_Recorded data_
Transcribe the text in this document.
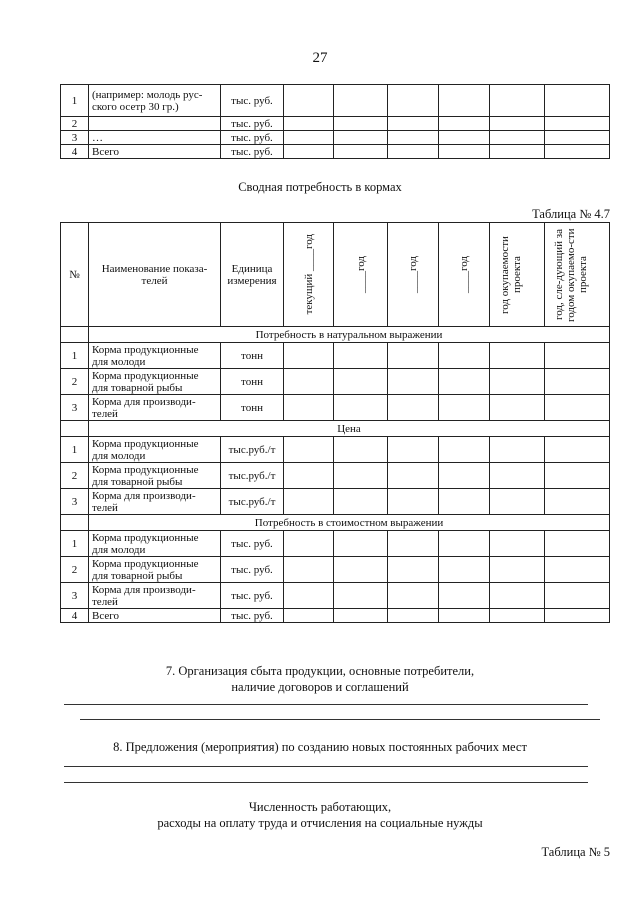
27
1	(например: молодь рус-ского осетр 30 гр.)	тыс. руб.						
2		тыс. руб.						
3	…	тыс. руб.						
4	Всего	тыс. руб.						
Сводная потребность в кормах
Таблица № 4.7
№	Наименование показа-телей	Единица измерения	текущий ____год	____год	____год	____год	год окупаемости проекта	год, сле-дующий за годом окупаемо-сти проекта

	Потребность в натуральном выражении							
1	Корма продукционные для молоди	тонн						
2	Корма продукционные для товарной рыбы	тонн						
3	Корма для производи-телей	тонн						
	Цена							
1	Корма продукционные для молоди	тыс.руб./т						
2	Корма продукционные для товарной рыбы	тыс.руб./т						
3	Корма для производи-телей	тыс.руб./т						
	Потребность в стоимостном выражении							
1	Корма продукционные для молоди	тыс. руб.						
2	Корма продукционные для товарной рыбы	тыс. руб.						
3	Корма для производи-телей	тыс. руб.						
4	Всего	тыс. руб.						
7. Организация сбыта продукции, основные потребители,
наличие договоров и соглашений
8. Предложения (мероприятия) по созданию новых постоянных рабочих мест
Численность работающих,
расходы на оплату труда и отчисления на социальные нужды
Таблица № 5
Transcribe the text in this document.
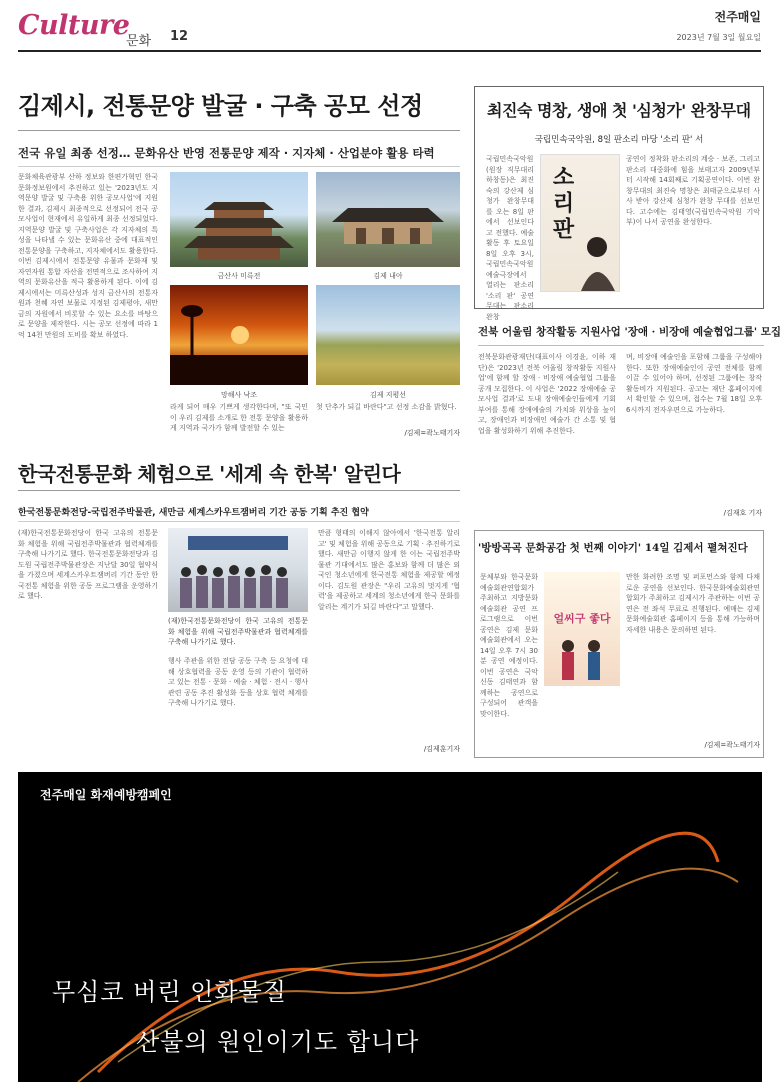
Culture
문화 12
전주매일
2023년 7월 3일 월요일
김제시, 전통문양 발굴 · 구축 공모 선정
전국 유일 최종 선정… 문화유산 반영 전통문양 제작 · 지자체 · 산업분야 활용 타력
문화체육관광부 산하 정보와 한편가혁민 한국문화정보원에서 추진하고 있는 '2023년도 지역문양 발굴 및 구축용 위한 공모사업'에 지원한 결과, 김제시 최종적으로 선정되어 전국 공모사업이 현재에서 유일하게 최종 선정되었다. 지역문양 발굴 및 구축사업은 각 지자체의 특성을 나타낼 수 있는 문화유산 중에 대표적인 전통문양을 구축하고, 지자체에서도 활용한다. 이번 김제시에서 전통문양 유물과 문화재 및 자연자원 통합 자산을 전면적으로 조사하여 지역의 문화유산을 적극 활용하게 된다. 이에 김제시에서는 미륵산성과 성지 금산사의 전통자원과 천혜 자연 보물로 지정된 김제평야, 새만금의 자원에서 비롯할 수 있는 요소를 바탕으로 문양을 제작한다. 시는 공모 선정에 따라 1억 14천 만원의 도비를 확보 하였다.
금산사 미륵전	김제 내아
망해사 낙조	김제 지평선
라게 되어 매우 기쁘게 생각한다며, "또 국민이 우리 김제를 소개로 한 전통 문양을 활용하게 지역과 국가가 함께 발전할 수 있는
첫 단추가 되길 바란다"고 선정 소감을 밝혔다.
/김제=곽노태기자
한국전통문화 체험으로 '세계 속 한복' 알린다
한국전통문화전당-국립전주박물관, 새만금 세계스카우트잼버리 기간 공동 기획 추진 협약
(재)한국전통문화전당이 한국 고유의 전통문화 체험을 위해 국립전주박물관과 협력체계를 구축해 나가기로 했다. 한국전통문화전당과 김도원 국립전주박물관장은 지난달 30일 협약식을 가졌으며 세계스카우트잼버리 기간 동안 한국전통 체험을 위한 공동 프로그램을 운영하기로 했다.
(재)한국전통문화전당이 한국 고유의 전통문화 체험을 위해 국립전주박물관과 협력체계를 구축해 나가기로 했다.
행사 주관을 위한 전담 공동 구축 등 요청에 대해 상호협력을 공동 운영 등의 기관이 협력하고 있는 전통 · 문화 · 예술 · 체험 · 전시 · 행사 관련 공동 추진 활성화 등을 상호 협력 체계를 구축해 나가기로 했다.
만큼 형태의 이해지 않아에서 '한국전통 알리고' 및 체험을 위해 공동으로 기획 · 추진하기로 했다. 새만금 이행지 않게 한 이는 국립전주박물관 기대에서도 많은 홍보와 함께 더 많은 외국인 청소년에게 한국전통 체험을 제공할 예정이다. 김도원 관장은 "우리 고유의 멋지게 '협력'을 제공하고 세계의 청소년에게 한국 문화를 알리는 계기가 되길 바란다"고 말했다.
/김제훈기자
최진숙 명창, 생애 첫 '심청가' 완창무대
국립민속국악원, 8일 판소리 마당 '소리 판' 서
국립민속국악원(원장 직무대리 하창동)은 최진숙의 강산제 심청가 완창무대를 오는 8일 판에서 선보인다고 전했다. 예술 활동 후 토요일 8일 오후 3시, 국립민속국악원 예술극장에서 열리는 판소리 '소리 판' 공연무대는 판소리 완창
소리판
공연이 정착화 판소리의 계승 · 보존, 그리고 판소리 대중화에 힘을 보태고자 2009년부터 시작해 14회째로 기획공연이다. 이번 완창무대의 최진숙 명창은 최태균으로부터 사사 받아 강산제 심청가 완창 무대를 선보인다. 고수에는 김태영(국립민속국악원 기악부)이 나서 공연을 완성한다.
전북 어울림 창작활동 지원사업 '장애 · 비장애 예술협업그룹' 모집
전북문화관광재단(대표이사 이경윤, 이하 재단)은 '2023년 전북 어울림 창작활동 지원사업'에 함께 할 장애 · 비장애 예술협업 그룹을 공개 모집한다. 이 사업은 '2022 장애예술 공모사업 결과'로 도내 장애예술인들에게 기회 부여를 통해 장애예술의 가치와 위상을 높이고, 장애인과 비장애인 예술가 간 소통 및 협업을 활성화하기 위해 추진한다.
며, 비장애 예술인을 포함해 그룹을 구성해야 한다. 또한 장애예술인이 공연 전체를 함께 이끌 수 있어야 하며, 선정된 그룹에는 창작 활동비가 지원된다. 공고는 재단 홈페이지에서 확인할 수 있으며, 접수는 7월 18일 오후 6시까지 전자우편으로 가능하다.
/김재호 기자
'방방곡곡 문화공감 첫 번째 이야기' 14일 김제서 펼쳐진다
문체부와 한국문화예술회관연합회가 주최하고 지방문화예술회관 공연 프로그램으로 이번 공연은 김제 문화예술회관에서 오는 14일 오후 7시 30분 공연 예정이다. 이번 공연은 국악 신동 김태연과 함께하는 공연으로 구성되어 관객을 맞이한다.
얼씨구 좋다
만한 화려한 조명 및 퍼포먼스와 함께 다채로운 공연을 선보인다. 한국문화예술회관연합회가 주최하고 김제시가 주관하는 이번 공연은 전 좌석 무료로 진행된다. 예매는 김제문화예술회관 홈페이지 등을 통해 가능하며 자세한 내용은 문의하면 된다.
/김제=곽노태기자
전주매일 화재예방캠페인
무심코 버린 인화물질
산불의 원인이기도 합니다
==
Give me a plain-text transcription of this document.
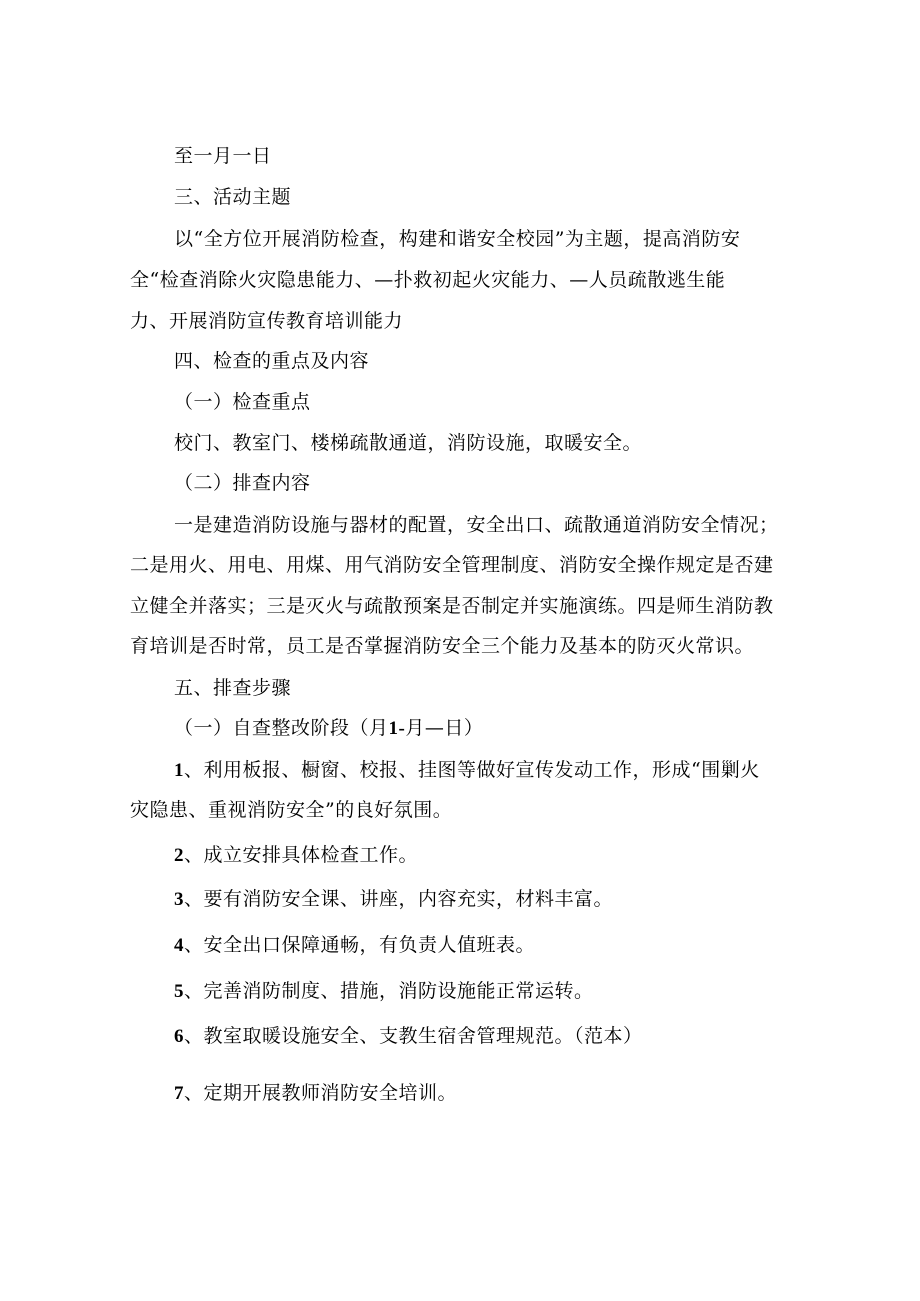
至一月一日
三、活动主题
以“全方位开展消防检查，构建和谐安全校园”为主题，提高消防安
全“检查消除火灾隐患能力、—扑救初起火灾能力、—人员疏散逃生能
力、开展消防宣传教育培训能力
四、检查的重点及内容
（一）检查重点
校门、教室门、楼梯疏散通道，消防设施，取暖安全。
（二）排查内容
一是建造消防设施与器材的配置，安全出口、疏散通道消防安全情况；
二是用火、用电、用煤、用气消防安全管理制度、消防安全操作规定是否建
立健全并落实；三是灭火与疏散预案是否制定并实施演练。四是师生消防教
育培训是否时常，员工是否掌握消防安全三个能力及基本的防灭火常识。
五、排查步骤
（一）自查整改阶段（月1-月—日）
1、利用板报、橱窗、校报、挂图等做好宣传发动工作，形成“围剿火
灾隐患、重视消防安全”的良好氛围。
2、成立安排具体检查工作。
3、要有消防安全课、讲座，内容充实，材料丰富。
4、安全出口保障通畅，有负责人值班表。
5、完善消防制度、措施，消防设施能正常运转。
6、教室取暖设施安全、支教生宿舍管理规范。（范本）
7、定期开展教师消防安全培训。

_WHAT IS NEEDED_
Report all lines of the material that contain the word "국립전주박물관과".

_RESPONSE FOR THIS EXERCISE_
(재)한국전통문화전당이 한국 고유의 전통문화 체험을 위해 국립전주박물관과 협력체계를 구축해 나가기로 했다. 한국전통문화전당과 김도원 국립전주박물관장은 지난달 30일 협약식을 가졌으며 세계스카우트잼버리 기간 동안 한국전통 체험을 위한 공동 프로그램을 운영하기로 했다.
(재)한국전통문화전당이 한국 고유의 전통문화 체험을 위해 국립전주박물관과 협력체계를 구축해 나가기로 했다.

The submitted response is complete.